> [Extracts from a graphics dataset]
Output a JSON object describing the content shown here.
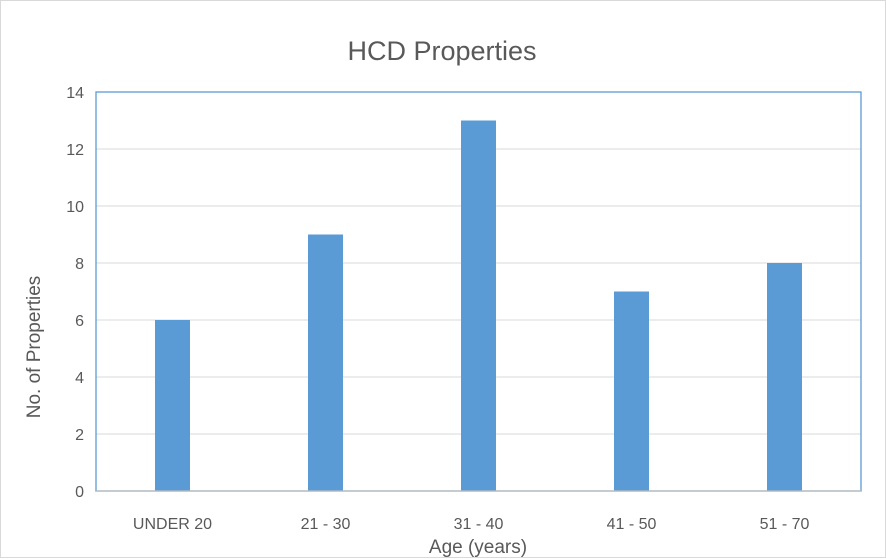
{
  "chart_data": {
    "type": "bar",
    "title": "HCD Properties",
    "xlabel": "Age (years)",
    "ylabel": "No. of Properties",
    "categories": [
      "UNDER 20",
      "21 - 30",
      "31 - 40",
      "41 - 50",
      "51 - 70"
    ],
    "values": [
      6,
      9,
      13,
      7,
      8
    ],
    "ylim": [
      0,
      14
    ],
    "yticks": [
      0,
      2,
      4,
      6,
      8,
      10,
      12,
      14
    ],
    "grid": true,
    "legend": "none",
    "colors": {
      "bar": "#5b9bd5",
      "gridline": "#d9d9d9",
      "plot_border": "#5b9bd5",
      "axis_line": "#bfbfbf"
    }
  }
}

---

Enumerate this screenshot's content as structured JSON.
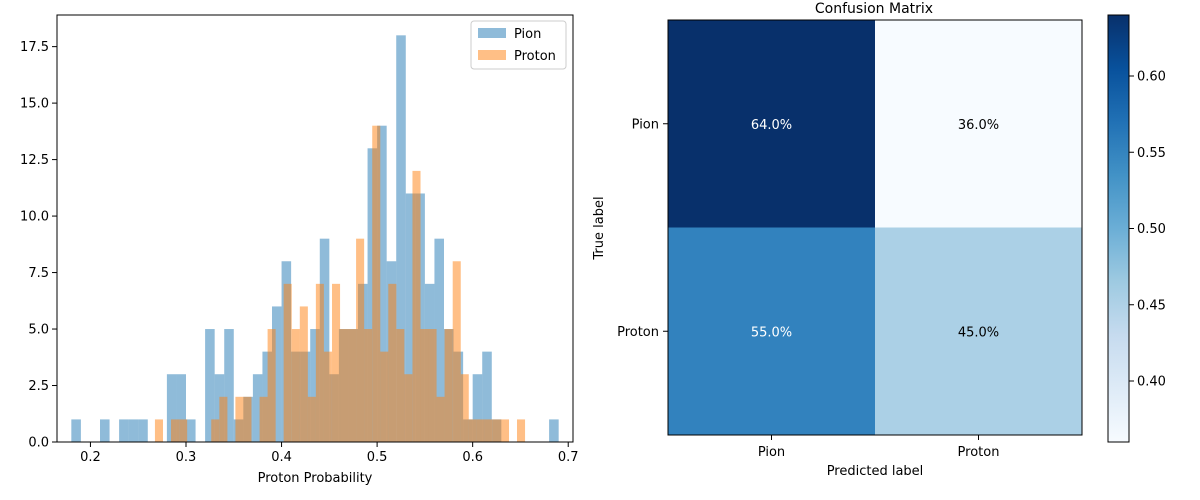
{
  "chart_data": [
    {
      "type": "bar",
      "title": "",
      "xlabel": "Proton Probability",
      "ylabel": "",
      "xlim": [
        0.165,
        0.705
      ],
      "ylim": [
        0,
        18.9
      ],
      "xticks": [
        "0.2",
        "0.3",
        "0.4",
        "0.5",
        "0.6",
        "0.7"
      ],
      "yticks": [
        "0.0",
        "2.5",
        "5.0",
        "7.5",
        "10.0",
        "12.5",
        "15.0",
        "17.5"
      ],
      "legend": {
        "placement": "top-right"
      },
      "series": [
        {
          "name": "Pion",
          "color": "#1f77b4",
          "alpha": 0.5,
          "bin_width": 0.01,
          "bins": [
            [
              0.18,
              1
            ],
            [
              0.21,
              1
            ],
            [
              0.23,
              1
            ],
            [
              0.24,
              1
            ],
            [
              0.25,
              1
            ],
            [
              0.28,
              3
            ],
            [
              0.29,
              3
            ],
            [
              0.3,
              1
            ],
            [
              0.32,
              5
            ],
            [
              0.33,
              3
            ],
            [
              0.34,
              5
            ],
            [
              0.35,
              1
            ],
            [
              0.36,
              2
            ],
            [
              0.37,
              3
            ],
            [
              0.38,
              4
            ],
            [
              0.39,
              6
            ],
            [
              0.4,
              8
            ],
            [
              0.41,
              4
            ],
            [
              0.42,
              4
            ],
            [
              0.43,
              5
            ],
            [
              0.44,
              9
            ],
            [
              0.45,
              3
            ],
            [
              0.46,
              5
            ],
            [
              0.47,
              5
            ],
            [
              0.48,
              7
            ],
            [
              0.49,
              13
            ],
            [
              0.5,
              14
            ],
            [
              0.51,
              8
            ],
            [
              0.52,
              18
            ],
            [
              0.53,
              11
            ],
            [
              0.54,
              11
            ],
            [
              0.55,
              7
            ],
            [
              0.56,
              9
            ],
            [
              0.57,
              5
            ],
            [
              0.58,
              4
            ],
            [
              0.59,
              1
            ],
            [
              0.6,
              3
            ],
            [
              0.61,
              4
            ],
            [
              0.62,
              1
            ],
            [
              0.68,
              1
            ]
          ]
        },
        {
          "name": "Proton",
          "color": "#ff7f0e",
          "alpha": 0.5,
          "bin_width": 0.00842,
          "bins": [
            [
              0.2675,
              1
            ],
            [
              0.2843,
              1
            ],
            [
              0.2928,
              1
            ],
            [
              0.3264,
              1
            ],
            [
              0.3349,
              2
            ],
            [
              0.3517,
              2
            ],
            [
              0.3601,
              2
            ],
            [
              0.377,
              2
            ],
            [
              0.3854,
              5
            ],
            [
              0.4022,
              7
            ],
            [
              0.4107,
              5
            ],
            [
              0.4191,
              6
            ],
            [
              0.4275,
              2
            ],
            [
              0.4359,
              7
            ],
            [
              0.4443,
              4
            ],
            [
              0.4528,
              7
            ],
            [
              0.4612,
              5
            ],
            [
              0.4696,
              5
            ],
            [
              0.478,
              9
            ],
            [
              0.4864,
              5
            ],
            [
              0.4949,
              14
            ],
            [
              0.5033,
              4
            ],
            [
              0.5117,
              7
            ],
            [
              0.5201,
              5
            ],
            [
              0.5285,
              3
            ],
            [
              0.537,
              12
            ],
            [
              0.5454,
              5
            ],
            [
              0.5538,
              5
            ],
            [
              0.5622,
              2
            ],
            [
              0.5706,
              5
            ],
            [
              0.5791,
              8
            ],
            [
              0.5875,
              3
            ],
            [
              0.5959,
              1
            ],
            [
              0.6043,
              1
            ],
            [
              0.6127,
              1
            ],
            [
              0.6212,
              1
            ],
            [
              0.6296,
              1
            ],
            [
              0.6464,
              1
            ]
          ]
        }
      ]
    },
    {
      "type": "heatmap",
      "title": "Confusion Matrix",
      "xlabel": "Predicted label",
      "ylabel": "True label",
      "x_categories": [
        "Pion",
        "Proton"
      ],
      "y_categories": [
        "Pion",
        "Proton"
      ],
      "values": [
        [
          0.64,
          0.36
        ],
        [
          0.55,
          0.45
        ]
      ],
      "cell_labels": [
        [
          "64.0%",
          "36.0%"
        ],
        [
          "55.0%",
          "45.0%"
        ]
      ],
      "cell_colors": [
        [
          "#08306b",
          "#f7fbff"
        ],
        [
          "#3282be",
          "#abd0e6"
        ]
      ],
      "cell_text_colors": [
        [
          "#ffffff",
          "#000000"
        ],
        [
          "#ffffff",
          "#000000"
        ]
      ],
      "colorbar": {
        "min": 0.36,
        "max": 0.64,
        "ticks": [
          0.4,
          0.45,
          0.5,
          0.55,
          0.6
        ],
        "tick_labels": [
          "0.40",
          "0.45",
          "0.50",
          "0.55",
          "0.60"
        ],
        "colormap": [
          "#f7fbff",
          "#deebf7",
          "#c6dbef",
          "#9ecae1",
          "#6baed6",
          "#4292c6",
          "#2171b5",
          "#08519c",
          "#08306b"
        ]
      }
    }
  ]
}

> [WRITTEN PROBLEM]
Which lines hold the word "xlabel"? Copy each of them from the records.

> [WRITTEN REPLY]
    "xlabel": "Age (years)",
      "xlabel": "Proton Probability",
      "xlabel": "Predicted label",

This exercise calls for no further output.